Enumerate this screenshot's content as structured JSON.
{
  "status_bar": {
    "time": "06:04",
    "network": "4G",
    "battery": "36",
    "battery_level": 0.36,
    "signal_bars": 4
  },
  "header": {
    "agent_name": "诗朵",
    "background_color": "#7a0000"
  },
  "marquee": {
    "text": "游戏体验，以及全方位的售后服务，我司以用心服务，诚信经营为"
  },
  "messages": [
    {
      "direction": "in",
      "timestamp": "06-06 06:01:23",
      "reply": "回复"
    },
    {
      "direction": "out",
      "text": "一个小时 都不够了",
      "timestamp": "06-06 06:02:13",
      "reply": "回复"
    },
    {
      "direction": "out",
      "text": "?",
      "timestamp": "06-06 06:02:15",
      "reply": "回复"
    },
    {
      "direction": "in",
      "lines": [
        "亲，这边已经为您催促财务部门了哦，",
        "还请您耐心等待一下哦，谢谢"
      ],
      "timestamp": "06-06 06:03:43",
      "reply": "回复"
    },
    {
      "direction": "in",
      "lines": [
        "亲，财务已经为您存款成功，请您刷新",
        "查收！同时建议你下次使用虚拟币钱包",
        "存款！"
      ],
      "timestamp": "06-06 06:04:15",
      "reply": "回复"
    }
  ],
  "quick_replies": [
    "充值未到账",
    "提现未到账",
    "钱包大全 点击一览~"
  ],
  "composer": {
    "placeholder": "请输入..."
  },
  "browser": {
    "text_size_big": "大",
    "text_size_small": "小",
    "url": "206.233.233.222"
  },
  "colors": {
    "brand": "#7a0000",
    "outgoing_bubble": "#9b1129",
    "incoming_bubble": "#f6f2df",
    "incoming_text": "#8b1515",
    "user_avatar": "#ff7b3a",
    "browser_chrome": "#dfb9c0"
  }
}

=-=-=

> **Request**:
Write out the records shown above, exactly as they appear.

> **Written solution**:
Enumerate this screenshot's content as structured JSON.
{
  "status_bar": {
    "time": "06:04",
    "network": "4G",
    "battery": "36",
    "battery_level": 0.36,
    "signal_bars": 4
  },
  "header": {
    "agent_name": "诗朵",
    "background_color": "#7a0000"
  },
  "marquee": {
    "text": "游戏体验，以及全方位的售后服务，我司以用心服务，诚信经营为"
  },
  "messages": [
    {
      "direction": "in",
      "timestamp": "06-06 06:01:23",
      "reply": "回复"
    },
    {
      "direction": "out",
      "text": "一个小时 都不够了",
      "timestamp": "06-06 06:02:13",
      "reply": "回复"
    },
    {
      "direction": "out",
      "text": "?",
      "timestamp": "06-06 06:02:15",
      "reply": "回复"
    },
    {
      "direction": "in",
      "lines": [
        "亲，这边已经为您催促财务部门了哦，",
        "还请您耐心等待一下哦，谢谢"
      ],
      "timestamp": "06-06 06:03:43",
      "reply": "回复"
    },
    {
      "direction": "in",
      "lines": [
        "亲，财务已经为您存款成功，请您刷新",
        "查收！同时建议你下次使用虚拟币钱包",
        "存款！"
      ],
      "timestamp": "06-06 06:04:15",
      "reply": "回复"
    }
  ],
  "quick_replies": [
    "充值未到账",
    "提现未到账",
    "钱包大全 点击一览~"
  ],
  "composer": {
    "placeholder": "请输入..."
  },
  "browser": {
    "text_size_big": "大",
    "text_size_small": "小",
    "url": "206.233.233.222"
  },
  "colors": {
    "brand": "#7a0000",
    "outgoing_bubble": "#9b1129",
    "incoming_bubble": "#f6f2df",
    "incoming_text": "#8b1515",
    "user_avatar": "#ff7b3a",
    "browser_chrome": "#dfb9c0"
  }
}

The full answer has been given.